What you are asked to do: Omit every picture and return the rest of the data unaltered.

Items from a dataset

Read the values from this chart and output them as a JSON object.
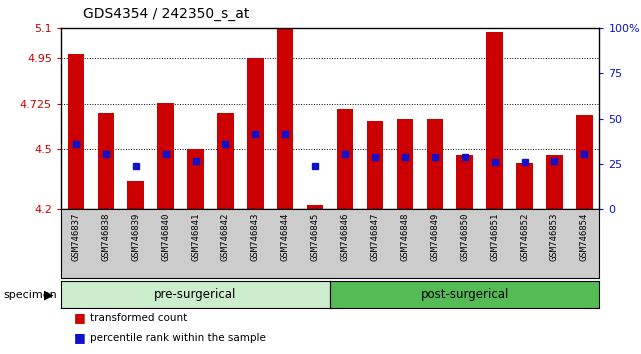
{
  "title": "GDS4354 / 242350_s_at",
  "specimens": [
    "GSM746837",
    "GSM746838",
    "GSM746839",
    "GSM746840",
    "GSM746841",
    "GSM746842",
    "GSM746843",
    "GSM746844",
    "GSM746845",
    "GSM746846",
    "GSM746847",
    "GSM746848",
    "GSM746849",
    "GSM746850",
    "GSM746851",
    "GSM746852",
    "GSM746853",
    "GSM746854"
  ],
  "red_values": [
    4.97,
    4.68,
    4.34,
    4.73,
    4.5,
    4.68,
    4.95,
    5.1,
    4.22,
    4.7,
    4.64,
    4.65,
    4.65,
    4.47,
    5.08,
    4.43,
    4.47,
    4.67
  ],
  "blue_values": [
    4.525,
    4.475,
    4.415,
    4.475,
    4.44,
    4.525,
    4.575,
    4.575,
    4.415,
    4.475,
    4.46,
    4.46,
    4.46,
    4.46,
    4.435,
    4.435,
    4.44,
    4.475
  ],
  "ymin": 4.2,
  "ymax": 5.1,
  "yticks_left": [
    4.2,
    4.5,
    4.725,
    4.95,
    5.1
  ],
  "yticks_left_labels": [
    "4.2",
    "4.5",
    "4.725",
    "4.95",
    "5.1"
  ],
  "gridlines": [
    4.95,
    4.725,
    4.5
  ],
  "right_pcts": [
    0,
    25,
    50,
    75,
    100
  ],
  "right_labels": [
    "0",
    "25",
    "50",
    "75",
    "100%"
  ],
  "pre_surgical_count": 9,
  "post_surgical_count": 9,
  "bar_color": "#cc0000",
  "blue_color": "#1111cc",
  "baseline": 4.2,
  "legend_red": "transformed count",
  "legend_blue": "percentile rank within the sample",
  "group_label_pre": "pre-surgerical",
  "group_label_post": "post-surgerical",
  "specimen_label": "specimen",
  "pre_color": "#cceecc",
  "post_color": "#55bb55",
  "tick_bg_color": "#cccccc"
}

Written answer:
Read the values from this chart and output them as a JSON object.
{
  "title": "GDS4354 / 242350_s_at",
  "specimens": [
    "GSM746837",
    "GSM746838",
    "GSM746839",
    "GSM746840",
    "GSM746841",
    "GSM746842",
    "GSM746843",
    "GSM746844",
    "GSM746845",
    "GSM746846",
    "GSM746847",
    "GSM746848",
    "GSM746849",
    "GSM746850",
    "GSM746851",
    "GSM746852",
    "GSM746853",
    "GSM746854"
  ],
  "red_values": [
    4.97,
    4.68,
    4.34,
    4.73,
    4.5,
    4.68,
    4.95,
    5.1,
    4.22,
    4.7,
    4.64,
    4.65,
    4.65,
    4.47,
    5.08,
    4.43,
    4.47,
    4.67
  ],
  "blue_values": [
    4.525,
    4.475,
    4.415,
    4.475,
    4.44,
    4.525,
    4.575,
    4.575,
    4.415,
    4.475,
    4.46,
    4.46,
    4.46,
    4.46,
    4.435,
    4.435,
    4.44,
    4.475
  ],
  "ymin": 4.2,
  "ymax": 5.1,
  "yticks_left": [
    4.2,
    4.5,
    4.725,
    4.95,
    5.1
  ],
  "yticks_left_labels": [
    "4.2",
    "4.5",
    "4.725",
    "4.95",
    "5.1"
  ],
  "gridlines": [
    4.95,
    4.725,
    4.5
  ],
  "right_pcts": [
    0,
    25,
    50,
    75,
    100
  ],
  "right_labels": [
    "0",
    "25",
    "50",
    "75",
    "100%"
  ],
  "pre_surgical_count": 9,
  "post_surgical_count": 9,
  "bar_color": "#cc0000",
  "blue_color": "#1111cc",
  "baseline": 4.2,
  "legend_red": "transformed count",
  "legend_blue": "percentile rank within the sample",
  "group_label_pre": "pre-surgerical",
  "group_label_post": "post-surgerical",
  "specimen_label": "specimen",
  "pre_color": "#cceecc",
  "post_color": "#55bb55",
  "tick_bg_color": "#cccccc"
}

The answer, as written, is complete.